• **WHAT YOU WILL DO**: Would you copy out the whole listing exactly as given?

-- BEGIN DATASET ROWS --

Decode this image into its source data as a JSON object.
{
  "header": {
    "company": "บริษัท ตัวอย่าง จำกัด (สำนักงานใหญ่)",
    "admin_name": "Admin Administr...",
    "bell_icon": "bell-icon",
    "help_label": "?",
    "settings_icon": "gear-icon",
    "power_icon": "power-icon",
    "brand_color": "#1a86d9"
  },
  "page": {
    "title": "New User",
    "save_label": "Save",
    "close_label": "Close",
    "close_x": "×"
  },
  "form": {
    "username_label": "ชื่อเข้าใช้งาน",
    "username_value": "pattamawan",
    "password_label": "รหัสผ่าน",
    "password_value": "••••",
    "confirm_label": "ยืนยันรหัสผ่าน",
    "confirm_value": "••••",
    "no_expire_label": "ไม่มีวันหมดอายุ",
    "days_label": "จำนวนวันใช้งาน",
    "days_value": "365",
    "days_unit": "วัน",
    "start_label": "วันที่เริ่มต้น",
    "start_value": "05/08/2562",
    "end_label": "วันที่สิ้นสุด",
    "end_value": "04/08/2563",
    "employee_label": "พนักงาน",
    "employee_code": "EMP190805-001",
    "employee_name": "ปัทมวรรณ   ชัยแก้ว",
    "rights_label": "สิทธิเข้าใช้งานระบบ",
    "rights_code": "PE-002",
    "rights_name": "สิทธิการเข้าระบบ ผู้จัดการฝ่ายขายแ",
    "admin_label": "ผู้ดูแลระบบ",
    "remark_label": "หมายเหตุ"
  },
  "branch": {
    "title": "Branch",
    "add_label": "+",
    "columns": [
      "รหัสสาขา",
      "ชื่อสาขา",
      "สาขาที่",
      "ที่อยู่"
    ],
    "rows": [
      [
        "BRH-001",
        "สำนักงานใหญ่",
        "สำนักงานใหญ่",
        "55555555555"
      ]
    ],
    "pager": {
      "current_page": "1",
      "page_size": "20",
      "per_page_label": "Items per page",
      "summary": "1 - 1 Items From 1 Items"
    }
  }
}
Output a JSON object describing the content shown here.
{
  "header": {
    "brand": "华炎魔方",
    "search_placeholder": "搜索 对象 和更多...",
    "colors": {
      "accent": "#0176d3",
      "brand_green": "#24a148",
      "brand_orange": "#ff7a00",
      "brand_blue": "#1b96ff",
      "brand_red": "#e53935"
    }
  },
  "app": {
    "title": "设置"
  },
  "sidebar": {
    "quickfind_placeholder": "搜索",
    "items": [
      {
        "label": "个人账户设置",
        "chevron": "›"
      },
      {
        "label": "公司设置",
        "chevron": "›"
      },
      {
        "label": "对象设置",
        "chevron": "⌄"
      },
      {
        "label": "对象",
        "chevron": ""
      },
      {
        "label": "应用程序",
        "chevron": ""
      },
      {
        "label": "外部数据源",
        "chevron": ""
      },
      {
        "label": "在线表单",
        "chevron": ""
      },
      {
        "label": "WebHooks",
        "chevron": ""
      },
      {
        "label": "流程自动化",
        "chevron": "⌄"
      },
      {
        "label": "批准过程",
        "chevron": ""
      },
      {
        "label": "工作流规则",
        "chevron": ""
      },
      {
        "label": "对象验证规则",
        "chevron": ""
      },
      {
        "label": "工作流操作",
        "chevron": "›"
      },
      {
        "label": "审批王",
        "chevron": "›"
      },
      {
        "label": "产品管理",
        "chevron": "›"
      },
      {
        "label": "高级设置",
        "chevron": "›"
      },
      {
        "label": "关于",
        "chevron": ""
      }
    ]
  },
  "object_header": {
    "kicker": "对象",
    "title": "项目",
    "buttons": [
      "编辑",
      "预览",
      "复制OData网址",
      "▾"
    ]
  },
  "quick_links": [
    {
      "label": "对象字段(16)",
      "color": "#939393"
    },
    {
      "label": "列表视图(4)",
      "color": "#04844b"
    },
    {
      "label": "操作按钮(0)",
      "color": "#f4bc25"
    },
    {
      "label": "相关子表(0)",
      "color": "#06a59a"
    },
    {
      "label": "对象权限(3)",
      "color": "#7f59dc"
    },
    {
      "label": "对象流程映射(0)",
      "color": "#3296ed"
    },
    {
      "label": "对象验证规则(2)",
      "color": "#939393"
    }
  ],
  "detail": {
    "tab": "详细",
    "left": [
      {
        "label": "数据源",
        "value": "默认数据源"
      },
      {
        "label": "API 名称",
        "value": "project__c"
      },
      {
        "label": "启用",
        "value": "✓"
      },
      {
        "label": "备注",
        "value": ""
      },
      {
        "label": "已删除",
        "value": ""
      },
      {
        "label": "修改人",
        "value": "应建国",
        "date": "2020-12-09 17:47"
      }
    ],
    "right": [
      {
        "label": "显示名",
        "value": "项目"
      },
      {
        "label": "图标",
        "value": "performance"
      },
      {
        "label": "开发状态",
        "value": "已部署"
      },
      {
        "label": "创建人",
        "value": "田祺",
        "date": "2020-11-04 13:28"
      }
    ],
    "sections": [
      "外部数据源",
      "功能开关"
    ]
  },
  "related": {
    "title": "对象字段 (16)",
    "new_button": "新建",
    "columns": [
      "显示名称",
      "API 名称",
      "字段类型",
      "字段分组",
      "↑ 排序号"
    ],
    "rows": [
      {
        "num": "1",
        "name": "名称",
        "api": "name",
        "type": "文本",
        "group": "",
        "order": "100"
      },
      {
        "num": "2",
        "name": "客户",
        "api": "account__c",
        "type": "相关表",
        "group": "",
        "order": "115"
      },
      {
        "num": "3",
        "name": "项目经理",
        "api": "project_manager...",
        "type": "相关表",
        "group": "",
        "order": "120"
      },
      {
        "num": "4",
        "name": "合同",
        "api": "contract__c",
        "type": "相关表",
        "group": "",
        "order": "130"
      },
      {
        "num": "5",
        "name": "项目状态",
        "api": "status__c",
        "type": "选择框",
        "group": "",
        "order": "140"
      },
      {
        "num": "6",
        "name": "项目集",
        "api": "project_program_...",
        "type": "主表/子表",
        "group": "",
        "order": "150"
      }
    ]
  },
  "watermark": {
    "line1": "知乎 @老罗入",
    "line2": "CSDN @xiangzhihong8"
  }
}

-- END DATASET ROWS --

• **SOLUTION**:
Decode this image into its source data as a JSON object.
{
  "header": {
    "company": "บริษัท ตัวอย่าง จำกัด (สำนักงานใหญ่)",
    "admin_name": "Admin Administr...",
    "bell_icon": "bell-icon",
    "help_label": "?",
    "settings_icon": "gear-icon",
    "power_icon": "power-icon",
    "brand_color": "#1a86d9"
  },
  "page": {
    "title": "New User",
    "save_label": "Save",
    "close_label": "Close",
    "close_x": "×"
  },
  "form": {
    "username_label": "ชื่อเข้าใช้งาน",
    "username_value": "pattamawan",
    "password_label": "รหัสผ่าน",
    "password_value": "••••",
    "confirm_label": "ยืนยันรหัสผ่าน",
    "confirm_value": "••••",
    "no_expire_label": "ไม่มีวันหมดอายุ",
    "days_label": "จำนวนวันใช้งาน",
    "days_value": "365",
    "days_unit": "วัน",
    "start_label": "วันที่เริ่มต้น",
    "start_value": "05/08/2562",
    "end_label": "วันที่สิ้นสุด",
    "end_value": "04/08/2563",
    "employee_label": "พนักงาน",
    "employee_code": "EMP190805-001",
    "employee_name": "ปัทมวรรณ   ชัยแก้ว",
    "rights_label": "สิทธิเข้าใช้งานระบบ",
    "rights_code": "PE-002",
    "rights_name": "สิทธิการเข้าระบบ ผู้จัดการฝ่ายขายแ",
    "admin_label": "ผู้ดูแลระบบ",
    "remark_label": "หมายเหตุ"
  },
  "branch": {
    "title": "Branch",
    "add_label": "+",
    "columns": [
      "รหัสสาขา",
      "ชื่อสาขา",
      "สาขาที่",
      "ที่อยู่"
    ],
    "rows": [
      [
        "BRH-001",
        "สำนักงานใหญ่",
        "สำนักงานใหญ่",
        "55555555555"
      ]
    ],
    "pager": {
      "current_page": "1",
      "page_size": "20",
      "per_page_label": "Items per page",
      "summary": "1 - 1 Items From 1 Items"
    }
  }
}
Output a JSON object describing the content shown here.
{
  "header": {
    "brand": "华炎魔方",
    "search_placeholder": "搜索 对象 和更多...",
    "colors": {
      "accent": "#0176d3",
      "brand_green": "#24a148",
      "brand_orange": "#ff7a00",
      "brand_blue": "#1b96ff",
      "brand_red": "#e53935"
    }
  },
  "app": {
    "title": "设置"
  },
  "sidebar": {
    "quickfind_placeholder": "搜索",
    "items": [
      {
        "label": "个人账户设置",
        "chevron": "›"
      },
      {
        "label": "公司设置",
        "chevron": "›"
      },
      {
        "label": "对象设置",
        "chevron": "⌄"
      },
      {
        "label": "对象",
        "chevron": ""
      },
      {
        "label": "应用程序",
        "chevron": ""
      },
      {
        "label": "外部数据源",
        "chevron": ""
      },
      {
        "label": "在线表单",
        "chevron": ""
      },
      {
        "label": "WebHooks",
        "chevron": ""
      },
      {
        "label": "流程自动化",
        "chevron": "⌄"
      },
      {
        "label": "批准过程",
        "chevron": ""
      },
      {
        "label": "工作流规则",
        "chevron": ""
      },
      {
        "label": "对象验证规则",
        "chevron": ""
      },
      {
        "label": "工作流操作",
        "chevron": "›"
      },
      {
        "label": "审批王",
        "chevron": "›"
      },
      {
        "label": "产品管理",
        "chevron": "›"
      },
      {
        "label": "高级设置",
        "chevron": "›"
      },
      {
        "label": "关于",
        "chevron": ""
      }
    ]
  },
  "object_header": {
    "kicker": "对象",
    "title": "项目",
    "buttons": [
      "编辑",
      "预览",
      "复制OData网址",
      "▾"
    ]
  },
  "quick_links": [
    {
      "label": "对象字段(16)",
      "color": "#939393"
    },
    {
      "label": "列表视图(4)",
      "color": "#04844b"
    },
    {
      "label": "操作按钮(0)",
      "color": "#f4bc25"
    },
    {
      "label": "相关子表(0)",
      "color": "#06a59a"
    },
    {
      "label": "对象权限(3)",
      "color": "#7f59dc"
    },
    {
      "label": "对象流程映射(0)",
      "color": "#3296ed"
    },
    {
      "label": "对象验证规则(2)",
      "color": "#939393"
    }
  ],
  "detail": {
    "tab": "详细",
    "left": [
      {
        "label": "数据源",
        "value": "默认数据源"
      },
      {
        "label": "API 名称",
        "value": "project__c"
      },
      {
        "label": "启用",
        "value": "✓"
      },
      {
        "label": "备注",
        "value": ""
      },
      {
        "label": "已删除",
        "value": ""
      },
      {
        "label": "修改人",
        "value": "应建国",
        "date": "2020-12-09 17:47"
      }
    ],
    "right": [
      {
        "label": "显示名",
        "value": "项目"
      },
      {
        "label": "图标",
        "value": "performance"
      },
      {
        "label": "开发状态",
        "value": "已部署"
      },
      {
        "label": "创建人",
        "value": "田祺",
        "date": "2020-11-04 13:28"
      }
    ],
    "sections": [
      "外部数据源",
      "功能开关"
    ]
  },
  "related": {
    "title": "对象字段 (16)",
    "new_button": "新建",
    "columns": [
      "显示名称",
      "API 名称",
      "字段类型",
      "字段分组",
      "↑ 排序号"
    ],
    "rows": [
      {
        "num": "1",
        "name": "名称",
        "api": "name",
        "type": "文本",
        "group": "",
        "order": "100"
      },
      {
        "num": "2",
        "name": "客户",
        "api": "account__c",
        "type": "相关表",
        "group": "",
        "order": "115"
      },
      {
        "num": "3",
        "name": "项目经理",
        "api": "project_manager...",
        "type": "相关表",
        "group": "",
        "order": "120"
      },
      {
        "num": "4",
        "name": "合同",
        "api": "contract__c",
        "type": "相关表",
        "group": "",
        "order": "130"
      },
      {
        "num": "5",
        "name": "项目状态",
        "api": "status__c",
        "type": "选择框",
        "group": "",
        "order": "140"
      },
      {
        "num": "6",
        "name": "项目集",
        "api": "project_program_...",
        "type": "主表/子表",
        "group": "",
        "order": "150"
      }
    ]
  },
  "watermark": {
    "line1": "知乎 @老罗入",
    "line2": "CSDN @xiangzhihong8"
  }
}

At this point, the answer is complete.